Material
□ □ □ □ □

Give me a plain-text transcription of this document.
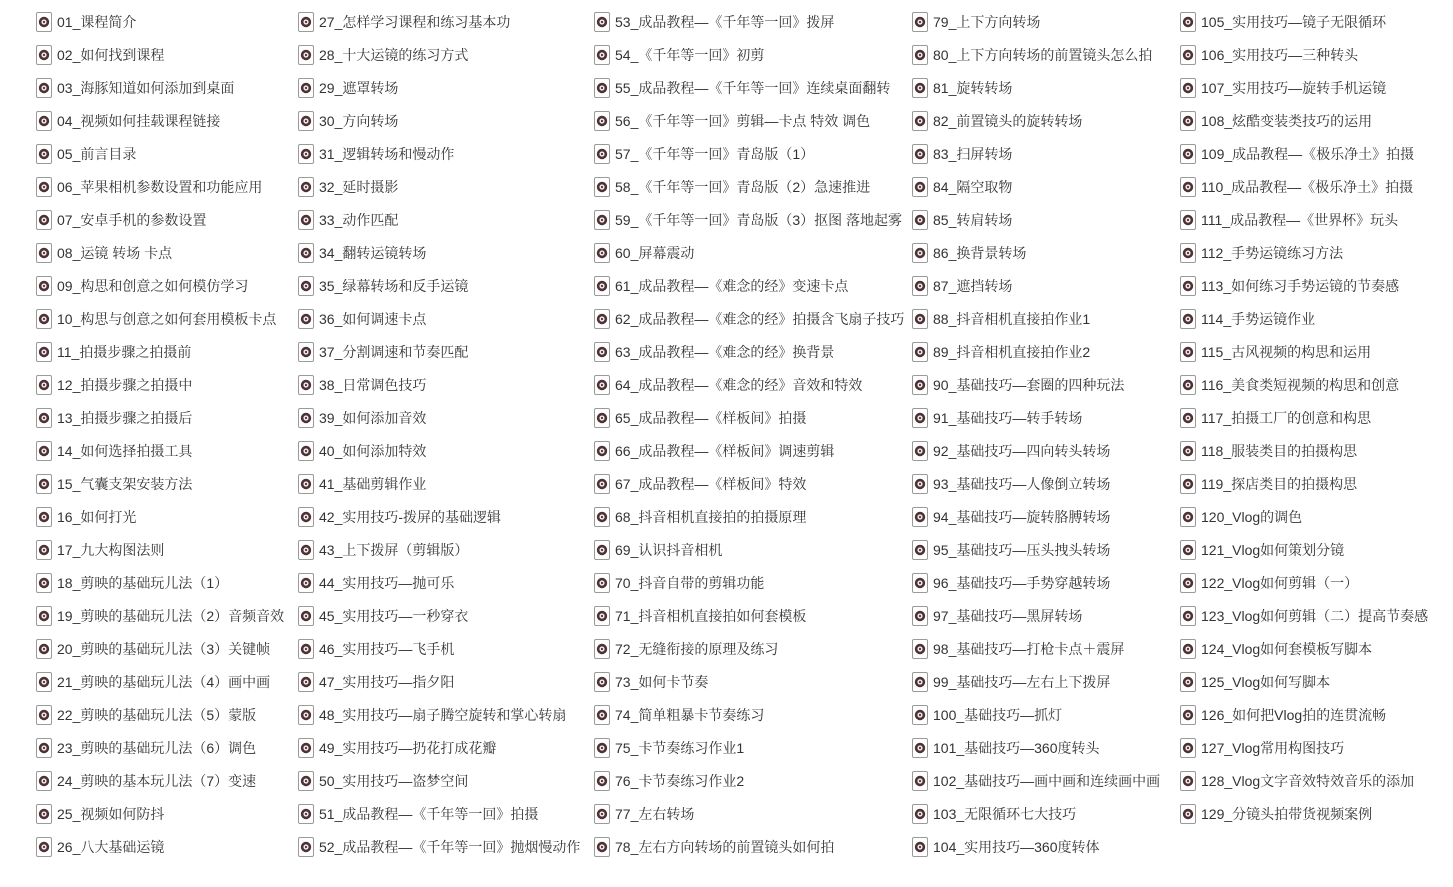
01_课程简介
02_如何找到课程
03_海豚知道如何添加到桌面
04_视频如何挂载课程链接
05_前言目录
06_苹果相机参数设置和功能应用
07_安卓手机的参数设置
08_运镜 转场 卡点
09_构思和创意之如何模仿学习
10_构思与创意之如何套用模板卡点
11_拍摄步骤之拍摄前
12_拍摄步骤之拍摄中
13_拍摄步骤之拍摄后
14_如何选择拍摄工具
15_气囊支架安装方法
16_如何打光
17_九大构图法则
18_剪映的基础玩儿法（1）
19_剪映的基础玩儿法（2）音频音效
20_剪映的基础玩儿法（3）关键帧
21_剪映的基础玩儿法（4）画中画
22_剪映的基础玩儿法（5）蒙版
23_剪映的基础玩儿法（6）调色
24_剪映的基本玩儿法（7）变速
25_视频如何防抖
26_八大基础运镜
27_怎样学习课程和练习基本功
28_十大运镜的练习方式
29_遮罩转场
30_方向转场
31_逻辑转场和慢动作
32_延时摄影
33_动作匹配
34_翻转运镜转场
35_绿幕转场和反手运镜
36_如何调速卡点
37_分割调速和节奏匹配
38_日常调色技巧
39_如何添加音效
40_如何添加特效
41_基础剪辑作业
42_实用技巧-拨屏的基础逻辑
43_上下拨屏（剪辑版）
44_实用技巧—抛可乐
45_实用技巧—一秒穿衣
46_实用技巧—飞手机
47_实用技巧—指夕阳
48_实用技巧—扇子腾空旋转和掌心转扇
49_实用技巧—扔花打成花瓣
50_实用技巧—盗梦空间
51_成品教程—《千年等一回》拍摄
52_成品教程—《千年等一回》抛烟慢动作
53_成品教程—《千年等一回》拨屏
54_《千年等一回》初剪
55_成品教程—《千年等一回》连续桌面翻转
56_《千年等一回》剪辑—卡点 特效 调色
57_《千年等一回》青岛版（1）
58_《千年等一回》青岛版（2）急速推进
59_《千年等一回》青岛版（3）抠图 落地起雾
60_屏幕震动
61_成品教程—《难念的经》变速卡点
62_成品教程—《难念的经》拍摄含飞扇子技巧
63_成品教程—《难念的经》换背景
64_成品教程—《难念的经》音效和特效
65_成品教程—《样板间》拍摄
66_成品教程—《样板间》调速剪辑
67_成品教程—《样板间》特效
68_抖音相机直接拍的拍摄原理
69_认识抖音相机
70_抖音自带的剪辑功能
71_抖音相机直接拍如何套模板
72_无缝衔接的原理及练习
73_如何卡节奏
74_简单粗暴卡节奏练习
75_卡节奏练习作业1
76_卡节奏练习作业2
77_左右转场
78_左右方向转场的前置镜头如何拍
79_上下方向转场
80_上下方向转场的前置镜头怎么拍
81_旋转转场
82_前置镜头的旋转转场
83_扫屏转场
84_隔空取物
85_转肩转场
86_换背景转场
87_遮挡转场
88_抖音相机直接拍作业1
89_抖音相机直接拍作业2
90_基础技巧—套圈的四种玩法
91_基础技巧—转手转场
92_基础技巧—四向转头转场
93_基础技巧—人像倒立转场
94_基础技巧—旋转胳膊转场
95_基础技巧—压头拽头转场
96_基础技巧—手势穿越转场
97_基础技巧—黑屏转场
98_基础技巧—打枪卡点＋震屏
99_基础技巧—左右上下拨屏
100_基础技巧—抓灯
101_基础技巧—360度转头
102_基础技巧—画中画和连续画中画
103_无限循环七大技巧
104_实用技巧—360度转体
105_实用技巧—镜子无限循环
106_实用技巧—三种转头
107_实用技巧—旋转手机运镜
108_炫酷变装类技巧的运用
109_成品教程—《极乐净土》拍摄
110_成品教程—《极乐净土》拍摄
111_成品教程—《世界杯》玩头
112_手势运镜练习方法
113_如何练习手势运镜的节奏感
114_手势运镜作业
115_古风视频的构思和运用
116_美食类短视频的构思和创意
117_拍摄工厂的创意和构思
118_服装类目的拍摄构思
119_探店类目的拍摄构思
120_Vlog的调色
121_Vlog如何策划分镜
122_Vlog如何剪辑（一）
123_Vlog如何剪辑（二）提高节奏感
124_Vlog如何套模板写脚本
125_Vlog如何写脚本
126_如何把Vlog拍的连贯流畅
127_Vlog常用构图技巧
128_Vlog文字音效特效音乐的添加
129_分镜头拍带货视频案例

□ □ □ □ □

What is expected
Among the lines above, count those containing the word "难念的经" and give nothing but the result.

Written reply
4